# DIRECTIONS
In the entries below, find every line with "icon" and copy it.

** Begin DATA EXTRACT **

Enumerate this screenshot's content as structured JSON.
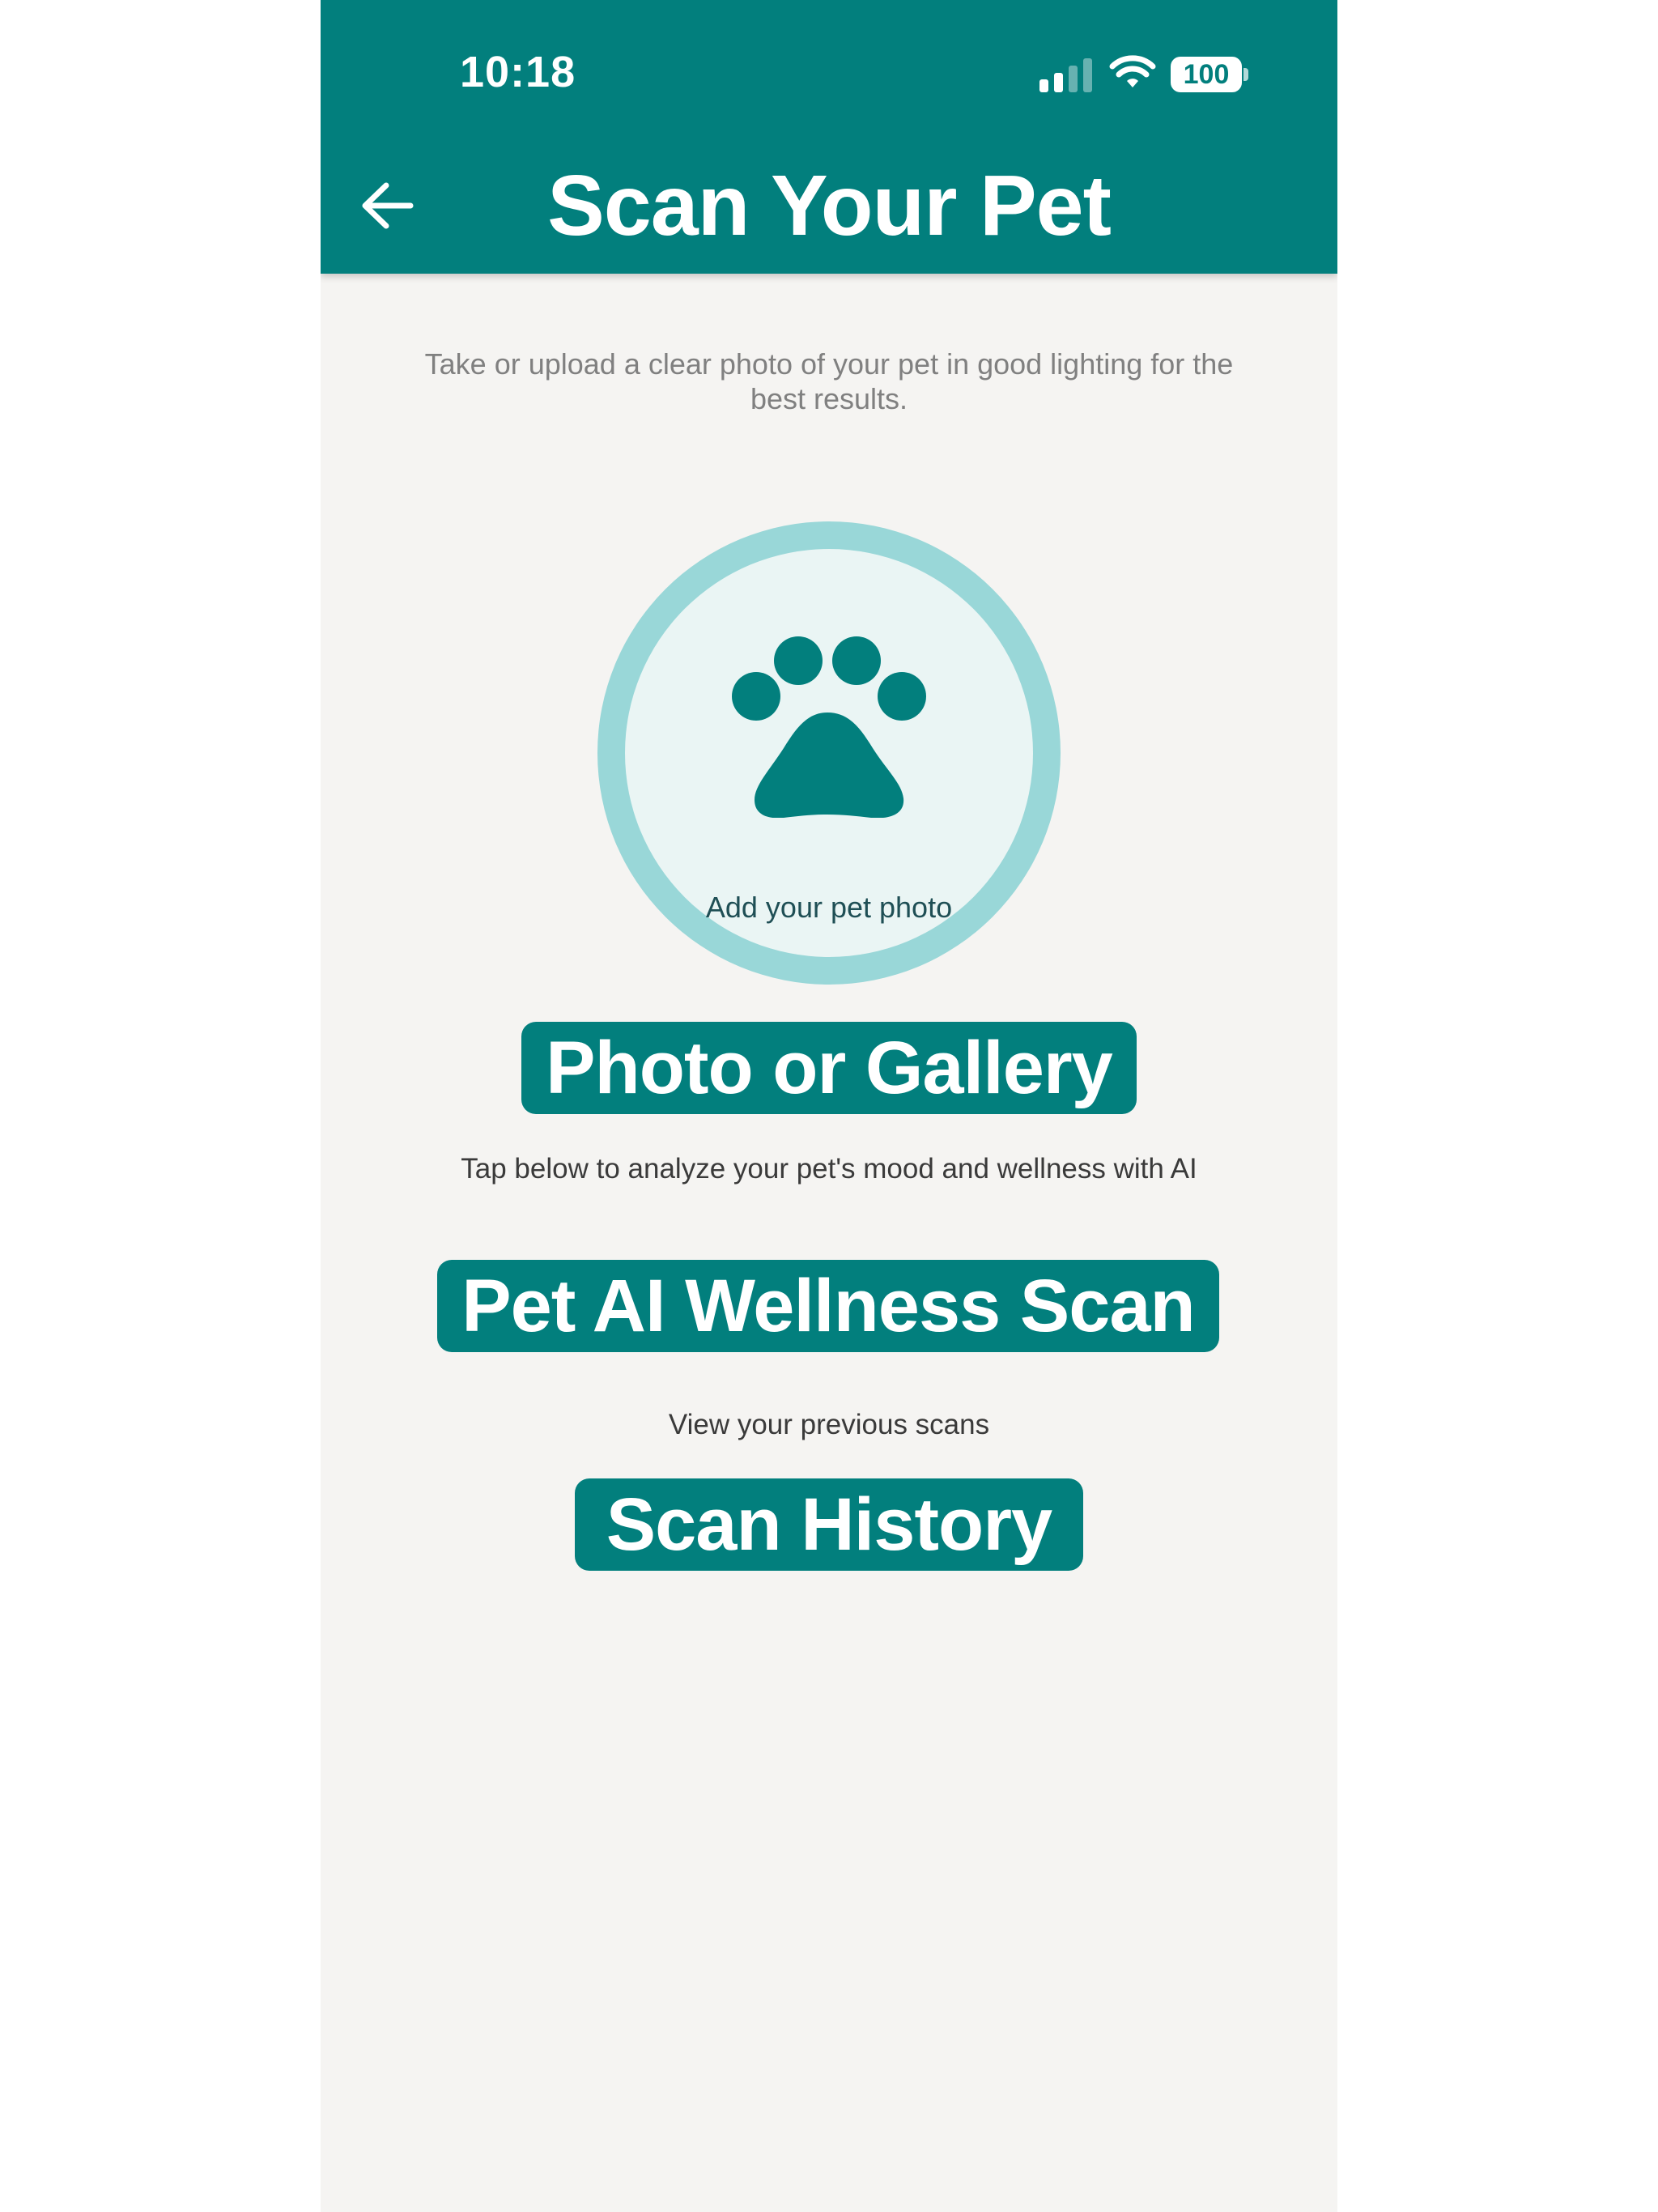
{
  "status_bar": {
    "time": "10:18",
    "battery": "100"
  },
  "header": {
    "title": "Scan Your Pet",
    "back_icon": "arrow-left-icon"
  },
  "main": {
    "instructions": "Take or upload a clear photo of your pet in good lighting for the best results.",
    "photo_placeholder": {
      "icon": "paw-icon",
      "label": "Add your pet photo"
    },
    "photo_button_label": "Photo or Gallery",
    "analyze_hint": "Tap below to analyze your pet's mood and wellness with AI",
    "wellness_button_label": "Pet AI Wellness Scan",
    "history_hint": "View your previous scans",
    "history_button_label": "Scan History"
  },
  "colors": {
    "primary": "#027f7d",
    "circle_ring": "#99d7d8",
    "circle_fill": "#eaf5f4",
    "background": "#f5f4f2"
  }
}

** End DATA EXTRACT **

# THE COMPLETED TASK
    "back_icon": "arrow-left-icon"
      "icon": "paw-icon",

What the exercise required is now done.